* _DIRECTIVES_
1) Please extract the stretch from "The Governor's budget" through "in our metrics." in the passage on university restructuring below, copying it word for word.
2) According to the passage on university restructuring below, which body sets the Institutional Performance Standards?

At some point Universities will be asked a question about whether they would prefer the Governor's earmarked funding or dollars to get the Universities closer to base adequacy funding. The other four institutions getting these earmarked funds may not be able to say no to earmarked funding. The entire principle of earmarked funding for Universities does run upstream against the idea of restructuring.

The Governor's budget will be out next week. We can better understand the direction he proposes then.

The University restructuring proposal is moving ahead. We need to have Institutional Performance Standards, set by the State Council of Higher Education in Virginia (SCHEV). There were 72 metrics proposed, now there are 24-25. They are complicated; some don't measure what they say they will measure. We will need to set annual and six-year targets. We can only fail to meet a few of these. We, UVA, Virginia Tech and a few other institutions will send in our metrics.

We go up January 4th to SCHEV staff to arrive at consensus on these metrics for Institutional Performance Standards. Sometimes our numbers and their numbers don't agree. The Governor has sent us a copy of his proposals, with some new metrics.

* _INFORMATION SUPPLIED_
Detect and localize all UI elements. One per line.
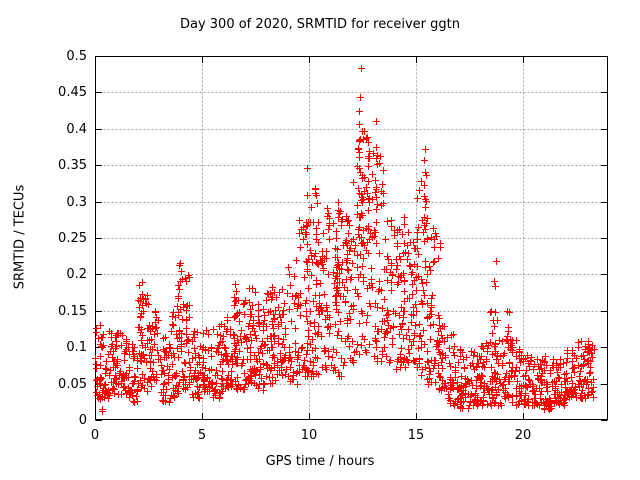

* _RESULTS OF THE TASKS_
1)
The Governor's budget will be out next week. We can better understand the direction he proposes then.

The University restructuring proposal is moving ahead. We need to have Institutional Performance Standards, set by the State Council of Higher Education in Virginia (SCHEV). There were 72 metrics proposed, now there are 24-25. They are complicated; some don't measure what they say they will measure. We will need to set annual and six-year targets. We can only fail to meet a few of these. We, UVA, Virginia Tech and a few other institutions will send in our metrics.

2) The State Council of Higher Education in Virginia (SCHEV).